■ PROBLEM REQUIREMENTS
Find every line with the word "Solmaz" and give their count, nothing else.

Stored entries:
□ □ □ □ □ □ □

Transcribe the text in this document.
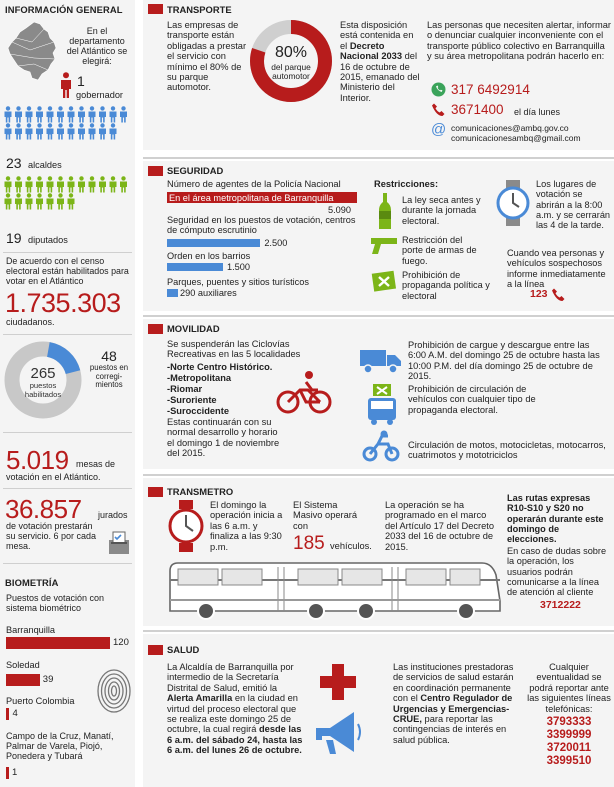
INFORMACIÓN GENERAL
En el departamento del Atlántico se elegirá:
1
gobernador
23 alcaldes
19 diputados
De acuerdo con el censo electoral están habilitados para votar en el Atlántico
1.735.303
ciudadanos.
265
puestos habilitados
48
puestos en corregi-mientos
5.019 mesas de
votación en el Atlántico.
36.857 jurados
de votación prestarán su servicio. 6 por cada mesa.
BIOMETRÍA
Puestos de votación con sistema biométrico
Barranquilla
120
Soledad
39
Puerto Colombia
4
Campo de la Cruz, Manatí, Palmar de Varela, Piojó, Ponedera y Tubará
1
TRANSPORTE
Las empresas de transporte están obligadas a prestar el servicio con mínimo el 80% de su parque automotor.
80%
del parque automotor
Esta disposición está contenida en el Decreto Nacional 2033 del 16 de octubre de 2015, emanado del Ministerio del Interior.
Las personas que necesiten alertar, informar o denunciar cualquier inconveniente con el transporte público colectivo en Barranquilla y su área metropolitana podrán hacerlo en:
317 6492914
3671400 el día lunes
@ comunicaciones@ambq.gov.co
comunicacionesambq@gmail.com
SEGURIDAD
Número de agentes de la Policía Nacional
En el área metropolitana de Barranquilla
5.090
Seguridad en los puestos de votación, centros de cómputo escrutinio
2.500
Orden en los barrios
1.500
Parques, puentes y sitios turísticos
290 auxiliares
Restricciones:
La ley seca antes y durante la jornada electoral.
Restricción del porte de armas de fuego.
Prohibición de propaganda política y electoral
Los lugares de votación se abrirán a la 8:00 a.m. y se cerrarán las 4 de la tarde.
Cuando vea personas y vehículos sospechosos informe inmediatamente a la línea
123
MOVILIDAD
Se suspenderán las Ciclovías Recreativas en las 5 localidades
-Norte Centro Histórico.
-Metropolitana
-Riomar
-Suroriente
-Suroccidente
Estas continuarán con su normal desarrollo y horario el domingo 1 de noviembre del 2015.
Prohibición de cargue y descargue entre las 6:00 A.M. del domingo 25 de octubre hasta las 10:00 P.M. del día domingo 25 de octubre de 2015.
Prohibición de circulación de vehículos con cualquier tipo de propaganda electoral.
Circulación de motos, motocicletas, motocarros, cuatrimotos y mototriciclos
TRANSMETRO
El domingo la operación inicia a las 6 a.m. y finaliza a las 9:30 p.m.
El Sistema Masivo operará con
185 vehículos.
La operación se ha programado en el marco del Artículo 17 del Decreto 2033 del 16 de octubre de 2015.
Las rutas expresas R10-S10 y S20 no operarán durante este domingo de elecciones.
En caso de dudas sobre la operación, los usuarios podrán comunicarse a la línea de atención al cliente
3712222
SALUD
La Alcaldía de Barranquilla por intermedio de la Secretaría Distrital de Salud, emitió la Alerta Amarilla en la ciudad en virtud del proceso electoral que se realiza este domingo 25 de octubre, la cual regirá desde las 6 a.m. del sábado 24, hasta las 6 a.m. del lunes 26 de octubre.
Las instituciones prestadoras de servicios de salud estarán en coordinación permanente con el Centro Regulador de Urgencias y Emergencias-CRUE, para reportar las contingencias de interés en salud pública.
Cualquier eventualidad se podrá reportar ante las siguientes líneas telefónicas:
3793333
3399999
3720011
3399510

□ □ □ □ □ □ □

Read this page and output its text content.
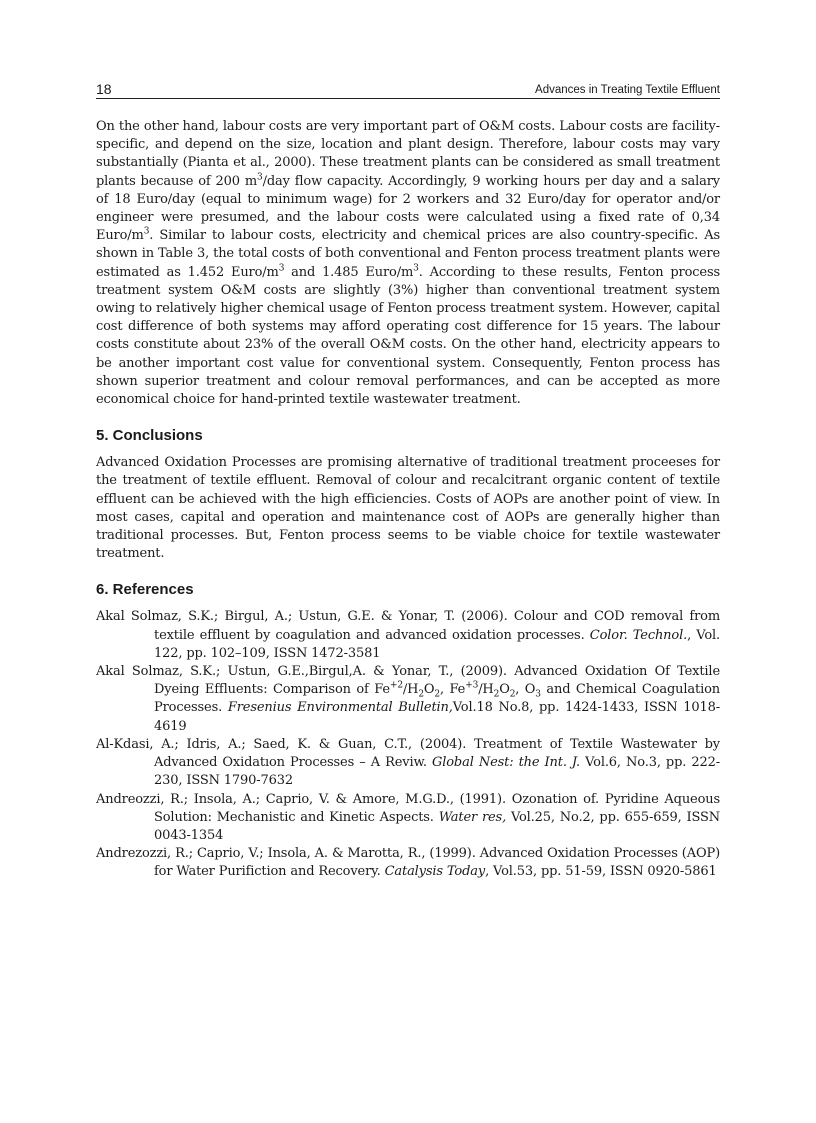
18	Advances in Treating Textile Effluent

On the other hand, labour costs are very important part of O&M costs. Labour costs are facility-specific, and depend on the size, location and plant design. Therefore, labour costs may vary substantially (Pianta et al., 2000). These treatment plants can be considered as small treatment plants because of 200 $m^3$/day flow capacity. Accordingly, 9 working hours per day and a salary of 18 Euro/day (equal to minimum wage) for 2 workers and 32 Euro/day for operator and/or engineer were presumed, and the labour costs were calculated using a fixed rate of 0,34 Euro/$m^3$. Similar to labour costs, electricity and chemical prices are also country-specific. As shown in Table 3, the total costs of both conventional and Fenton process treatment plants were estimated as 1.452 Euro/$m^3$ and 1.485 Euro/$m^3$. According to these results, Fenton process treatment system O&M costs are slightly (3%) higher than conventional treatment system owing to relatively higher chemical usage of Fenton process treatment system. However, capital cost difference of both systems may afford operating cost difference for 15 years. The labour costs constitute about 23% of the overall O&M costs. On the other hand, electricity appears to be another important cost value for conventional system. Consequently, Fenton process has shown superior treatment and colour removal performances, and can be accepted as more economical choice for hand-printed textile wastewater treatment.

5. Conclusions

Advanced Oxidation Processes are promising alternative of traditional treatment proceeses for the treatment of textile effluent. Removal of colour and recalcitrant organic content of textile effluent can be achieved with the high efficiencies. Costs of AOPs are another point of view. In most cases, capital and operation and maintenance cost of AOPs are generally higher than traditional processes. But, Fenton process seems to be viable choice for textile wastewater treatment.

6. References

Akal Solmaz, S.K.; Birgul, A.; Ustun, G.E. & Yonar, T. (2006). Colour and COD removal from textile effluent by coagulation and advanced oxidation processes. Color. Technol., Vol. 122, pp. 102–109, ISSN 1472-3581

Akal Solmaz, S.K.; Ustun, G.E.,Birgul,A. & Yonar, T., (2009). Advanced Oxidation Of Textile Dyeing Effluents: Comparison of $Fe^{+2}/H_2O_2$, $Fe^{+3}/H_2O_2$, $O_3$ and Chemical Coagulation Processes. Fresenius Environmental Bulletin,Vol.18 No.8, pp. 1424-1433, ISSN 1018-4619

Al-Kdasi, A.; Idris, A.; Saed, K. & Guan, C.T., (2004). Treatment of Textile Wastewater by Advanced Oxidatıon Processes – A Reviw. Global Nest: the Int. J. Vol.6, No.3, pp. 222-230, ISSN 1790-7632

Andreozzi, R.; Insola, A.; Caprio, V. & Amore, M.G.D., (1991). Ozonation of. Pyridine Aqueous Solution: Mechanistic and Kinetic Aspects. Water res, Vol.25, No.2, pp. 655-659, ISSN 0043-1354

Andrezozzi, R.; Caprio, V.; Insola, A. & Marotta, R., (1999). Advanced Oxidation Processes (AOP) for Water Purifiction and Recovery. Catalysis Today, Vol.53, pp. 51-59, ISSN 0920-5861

□ □ □ □ □ □ □

■ SOLUTION
2